EXERCISE DIRECTIONS ▸
The listing below should be printed exactly, every line of it. Skip the pictures.

RECORDED INFORMATION ▸
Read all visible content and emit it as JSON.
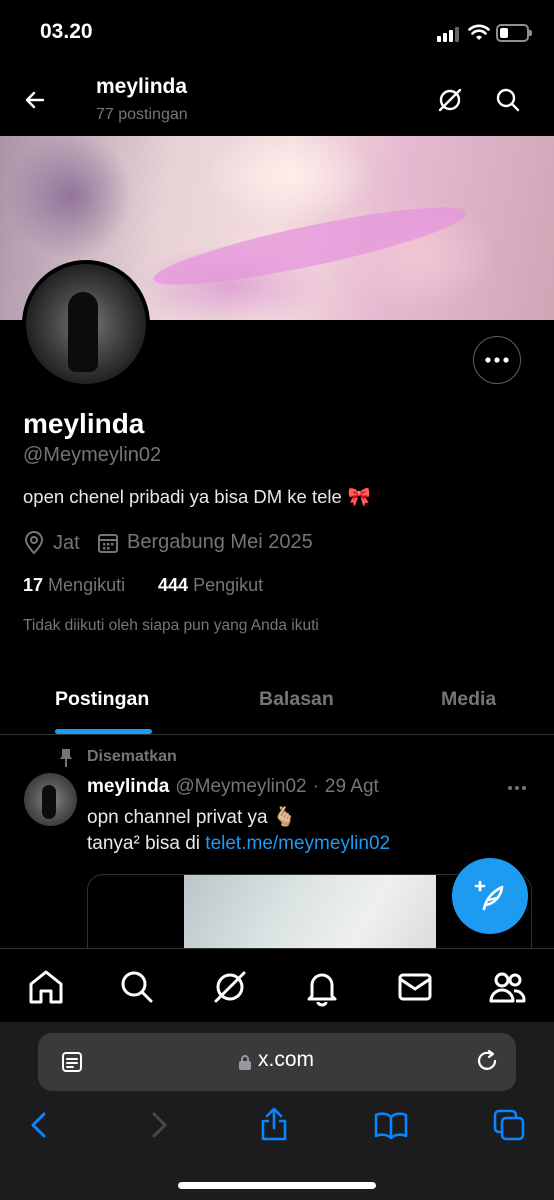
{
  "status_bar": {
    "time": "03.20"
  },
  "header": {
    "name": "meylinda",
    "posts": "77 postingan"
  },
  "profile": {
    "name": "meylinda",
    "handle": "@Meymeylin02",
    "bio": "open chenel pribadi ya bisa DM ke tele",
    "bio_emoji": "🎀",
    "location": "Jat",
    "joined": "Bergabung Mei 2025",
    "following_count": "17",
    "following_label": "Mengikuti",
    "followers_count": "444",
    "followers_label": "Pengikut",
    "not_followed_note": "Tidak diikuti oleh siapa pun yang Anda ikuti"
  },
  "tabs": [
    {
      "label": "Postingan",
      "active": true
    },
    {
      "label": "Balasan",
      "active": false
    },
    {
      "label": "Media",
      "active": false
    }
  ],
  "tweet": {
    "pinned_label": "Disematkan",
    "name": "meylinda",
    "handle": "@Meymeylin02",
    "separator": "·",
    "date": "29 Agt",
    "line1": "opn channel privat ya",
    "line1_emoji": "🫰🏼",
    "line2_prefix": "tanya² bisa di",
    "link": "telet.me/meymeylin02"
  },
  "bottom_nav": [
    "home-icon",
    "search-icon",
    "grok-icon",
    "notifications-icon",
    "messages-icon",
    "communities-icon"
  ],
  "browser": {
    "url": "x.com"
  },
  "colors": {
    "accent": "#1d9bf0",
    "background": "#000000",
    "muted": "#71767b"
  }
}
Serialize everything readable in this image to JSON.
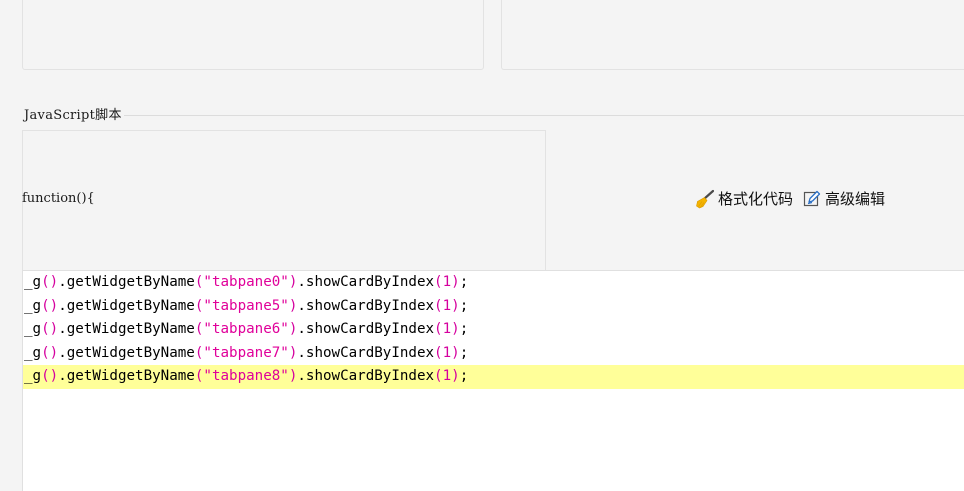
{
  "section": {
    "legend": "JavaScript脚本"
  },
  "function_header": "function(){",
  "toolbar": {
    "format_label": "格式化代码",
    "format_icon": "broom-icon",
    "advanced_label": "高级编辑",
    "advanced_icon": "edit-icon",
    "broom_color": "#f5b400"
  },
  "editor": {
    "highlight_color": "#ffff99",
    "token_color": "#d5009e",
    "lines": [
      {
        "prefix": "_g",
        "open": "(",
        "close": ")",
        "mid": ".getWidgetByName",
        "popen": "(",
        "string": "\"tabpane0\"",
        "pclose": ")",
        "method": ".showCardByIndex",
        "aopen": "(",
        "num": "1",
        "aclose": ")",
        "end": ";"
      },
      {
        "prefix": "_g",
        "open": "(",
        "close": ")",
        "mid": ".getWidgetByName",
        "popen": "(",
        "string": "\"tabpane5\"",
        "pclose": ")",
        "method": ".showCardByIndex",
        "aopen": "(",
        "num": "1",
        "aclose": ")",
        "end": ";"
      },
      {
        "prefix": "_g",
        "open": "(",
        "close": ")",
        "mid": ".getWidgetByName",
        "popen": "(",
        "string": "\"tabpane6\"",
        "pclose": ")",
        "method": ".showCardByIndex",
        "aopen": "(",
        "num": "1",
        "aclose": ")",
        "end": ";"
      },
      {
        "prefix": "_g",
        "open": "(",
        "close": ")",
        "mid": ".getWidgetByName",
        "popen": "(",
        "string": "\"tabpane7\"",
        "pclose": ")",
        "method": ".showCardByIndex",
        "aopen": "(",
        "num": "1",
        "aclose": ")",
        "end": ";"
      },
      {
        "prefix": "_g",
        "open": "(",
        "close": ")",
        "mid": ".getWidgetByName",
        "popen": "(",
        "string": "\"tabpane8\"",
        "pclose": ")",
        "method": ".showCardByIndex",
        "aopen": "(",
        "num": "1",
        "aclose": ")",
        "end": ";"
      }
    ],
    "active_line_index": 4
  }
}
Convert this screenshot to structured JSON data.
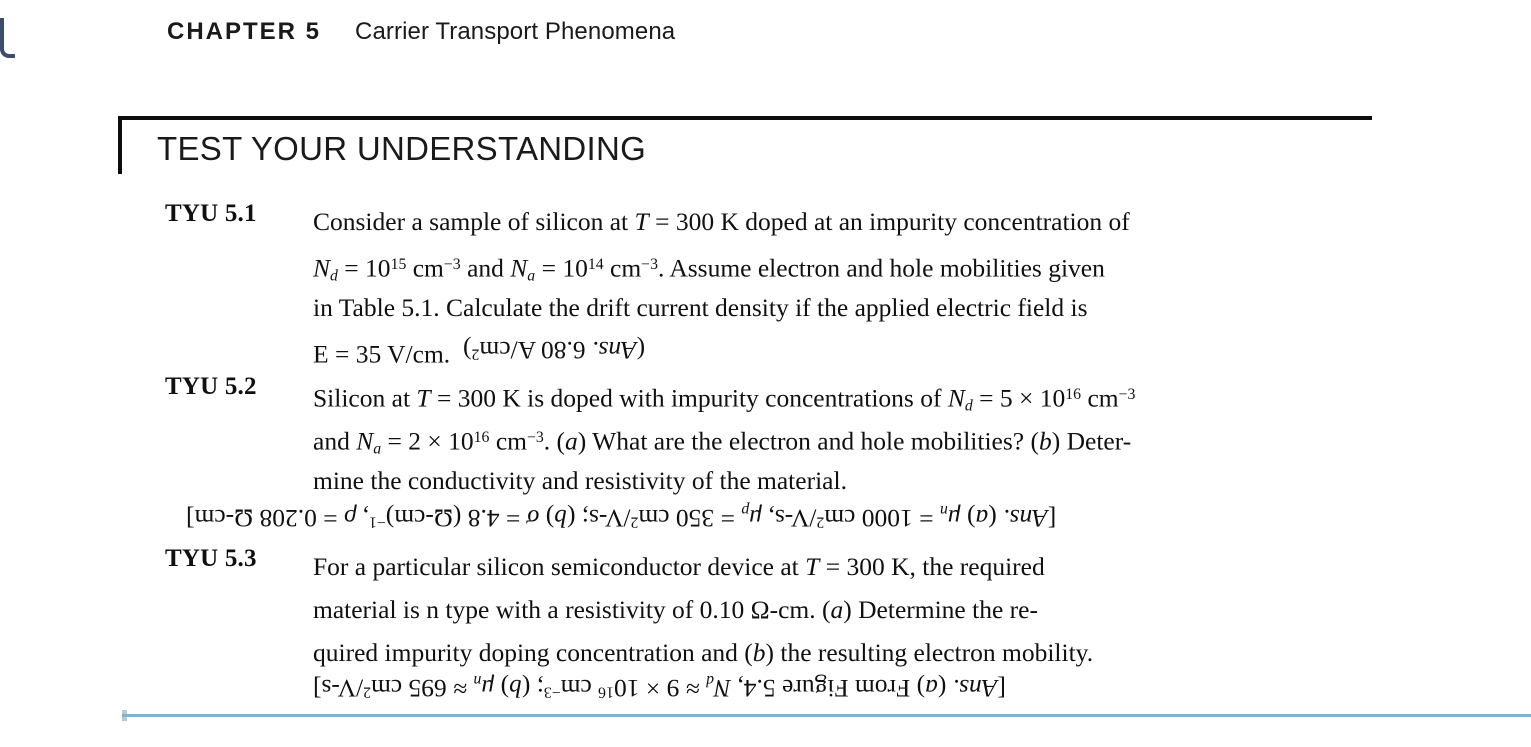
{
  "running_head": {
    "chapter_label": "CHAPTER 5",
    "chapter_title": "Carrier Transport Phenomena"
  },
  "section": {
    "heading": "TEST YOUR UNDERSTANDING"
  },
  "exercises": [
    {
      "label": "TYU 5.1",
      "lines": [
        "Consider a sample of silicon at T = 300 K doped at an impurity concentration of",
        "Nd = 10^15 cm^-3 and Na = 10^14 cm^-3. Assume electron and hole mobilities given",
        "in Table 5.1. Calculate the drift current density if the applied electric field is",
        "E = 35 V/cm."
      ],
      "answer": "(Ans. 6.80 A/cm²)",
      "answer_orientation": "upside-down",
      "answer_placement": "inline-after-last-line"
    },
    {
      "label": "TYU 5.2",
      "lines": [
        "Silicon at T = 300 K is doped with impurity concentrations of Nd = 5 × 10^16 cm^-3",
        "and Na = 2 × 10^16 cm^-3. (a) What are the electron and hole mobilities? (b) Deter-",
        "mine the conductivity and resistivity of the material."
      ],
      "answer": "[Ans. (a) μn = 1000 cm²/V-s, μp = 350 cm²/V-s; (b) σ = 4.8 (Ω-cm)⁻¹, ρ = 0.208 Ω-cm]",
      "answer_orientation": "upside-down",
      "answer_placement": "own-line"
    },
    {
      "label": "TYU 5.3",
      "lines": [
        "For a particular silicon semiconductor device at T = 300 K, the required",
        "material is n type with a resistivity of 0.10 Ω-cm. (a) Determine the re-",
        "quired impurity doping concentration and (b) the resulting electron mobility."
      ],
      "answer": "[Ans. (a) From Figure 5.4, Nd ≈ 9 × 10¹⁶ cm⁻³; (b) μn ≈ 695 cm²/V-s]",
      "answer_orientation": "upside-down",
      "answer_placement": "own-line"
    }
  ],
  "colors": {
    "text": "#101010",
    "rule": "#0d0d0d",
    "bottom_rule": "#7fb4cc",
    "page_edge": "#2c3e60"
  }
}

RESPONSE TO THE TASK ▸
Read all visible content and emit it as JSON.
{
  "status_bar": {
    "time": "03.20"
  },
  "header": {
    "name": "meylinda",
    "posts": "77 postingan"
  },
  "profile": {
    "name": "meylinda",
    "handle": "@Meymeylin02",
    "bio": "open chenel pribadi ya bisa DM ke tele",
    "bio_emoji": "🎀",
    "location": "Jat",
    "joined": "Bergabung Mei 2025",
    "following_count": "17",
    "following_label": "Mengikuti",
    "followers_count": "444",
    "followers_label": "Pengikut",
    "not_followed_note": "Tidak diikuti oleh siapa pun yang Anda ikuti"
  },
  "tabs": [
    {
      "label": "Postingan",
      "active": true
    },
    {
      "label": "Balasan",
      "active": false
    },
    {
      "label": "Media",
      "active": false
    }
  ],
  "tweet": {
    "pinned_label": "Disematkan",
    "name": "meylinda",
    "handle": "@Meymeylin02",
    "separator": "·",
    "date": "29 Agt",
    "line1": "opn channel privat ya",
    "line1_emoji": "🫰🏼",
    "line2_prefix": "tanya² bisa di",
    "link": "telet.me/meymeylin02"
  },
  "bottom_nav": [
    "home-icon",
    "search-icon",
    "grok-icon",
    "notifications-icon",
    "messages-icon",
    "communities-icon"
  ],
  "browser": {
    "url": "x.com"
  },
  "colors": {
    "accent": "#1d9bf0",
    "background": "#000000",
    "muted": "#71767b"
  }
}
Serialize everything readable in this image to JSON.
{
  "section": {
    "legend": "JavaScript脚本"
  },
  "function_header": "function(){",
  "toolbar": {
    "format_label": "格式化代码",
    "format_icon": "broom-icon",
    "advanced_label": "高级编辑",
    "advanced_icon": "edit-icon",
    "broom_color": "#f5b400"
  },
  "editor": {
    "highlight_color": "#ffff99",
    "token_color": "#d5009e",
    "lines": [
      {
        "prefix": "_g",
        "open": "(",
        "close": ")",
        "mid": ".getWidgetByName",
        "popen": "(",
        "string": "\"tabpane0\"",
        "pclose": ")",
        "method": ".showCardByIndex",
        "aopen": "(",
        "num": "1",
        "aclose": ")",
        "end": ";"
      },
      {
        "prefix": "_g",
        "open": "(",
        "close": ")",
        "mid": ".getWidgetByName",
        "popen": "(",
        "string": "\"tabpane5\"",
        "pclose": ")",
        "method": ".showCardByIndex",
        "aopen": "(",
        "num": "1",
        "aclose": ")",
        "end": ";"
      },
      {
        "prefix": "_g",
        "open": "(",
        "close": ")",
        "mid": ".getWidgetByName",
        "popen": "(",
        "string": "\"tabpane6\"",
        "pclose": ")",
        "method": ".showCardByIndex",
        "aopen": "(",
        "num": "1",
        "aclose": ")",
        "end": ";"
      },
      {
        "prefix": "_g",
        "open": "(",
        "close": ")",
        "mid": ".getWidgetByName",
        "popen": "(",
        "string": "\"tabpane7\"",
        "pclose": ")",
        "method": ".showCardByIndex",
        "aopen": "(",
        "num": "1",
        "aclose": ")",
        "end": ";"
      },
      {
        "prefix": "_g",
        "open": "(",
        "close": ")",
        "mid": ".getWidgetByName",
        "popen": "(",
        "string": "\"tabpane8\"",
        "pclose": ")",
        "method": ".showCardByIndex",
        "aopen": "(",
        "num": "1",
        "aclose": ")",
        "end": ";"
      }
    ],
    "active_line_index": 4
  }
}
Convert this screenshot to structured JSON data.
{
  "running_head": {
    "chapter_label": "CHAPTER 5",
    "chapter_title": "Carrier Transport Phenomena"
  },
  "section": {
    "heading": "TEST YOUR UNDERSTANDING"
  },
  "exercises": [
    {
      "label": "TYU 5.1",
      "lines": [
        "Consider a sample of silicon at T = 300 K doped at an impurity concentration of",
        "Nd = 10^15 cm^-3 and Na = 10^14 cm^-3. Assume electron and hole mobilities given",
        "in Table 5.1. Calculate the drift current density if the applied electric field is",
        "E = 35 V/cm."
      ],
      "answer": "(Ans. 6.80 A/cm²)",
      "answer_orientation": "upside-down",
      "answer_placement": "inline-after-last-line"
    },
    {
      "label": "TYU 5.2",
      "lines": [
        "Silicon at T = 300 K is doped with impurity concentrations of Nd = 5 × 10^16 cm^-3",
        "and Na = 2 × 10^16 cm^-3. (a) What are the electron and hole mobilities? (b) Deter-",
        "mine the conductivity and resistivity of the material."
      ],
      "answer": "[Ans. (a) μn = 1000 cm²/V-s, μp = 350 cm²/V-s; (b) σ = 4.8 (Ω-cm)⁻¹, ρ = 0.208 Ω-cm]",
      "answer_orientation": "upside-down",
      "answer_placement": "own-line"
    },
    {
      "label": "TYU 5.3",
      "lines": [
        "For a particular silicon semiconductor device at T = 300 K, the required",
        "material is n type with a resistivity of 0.10 Ω-cm. (a) Determine the re-",
        "quired impurity doping concentration and (b) the resulting electron mobility."
      ],
      "answer": "[Ans. (a) From Figure 5.4, Nd ≈ 9 × 10¹⁶ cm⁻³; (b) μn ≈ 695 cm²/V-s]",
      "answer_orientation": "upside-down",
      "answer_placement": "own-line"
    }
  ],
  "colors": {
    "text": "#101010",
    "rule": "#0d0d0d",
    "bottom_rule": "#7fb4cc",
    "page_edge": "#2c3e60"
  }
}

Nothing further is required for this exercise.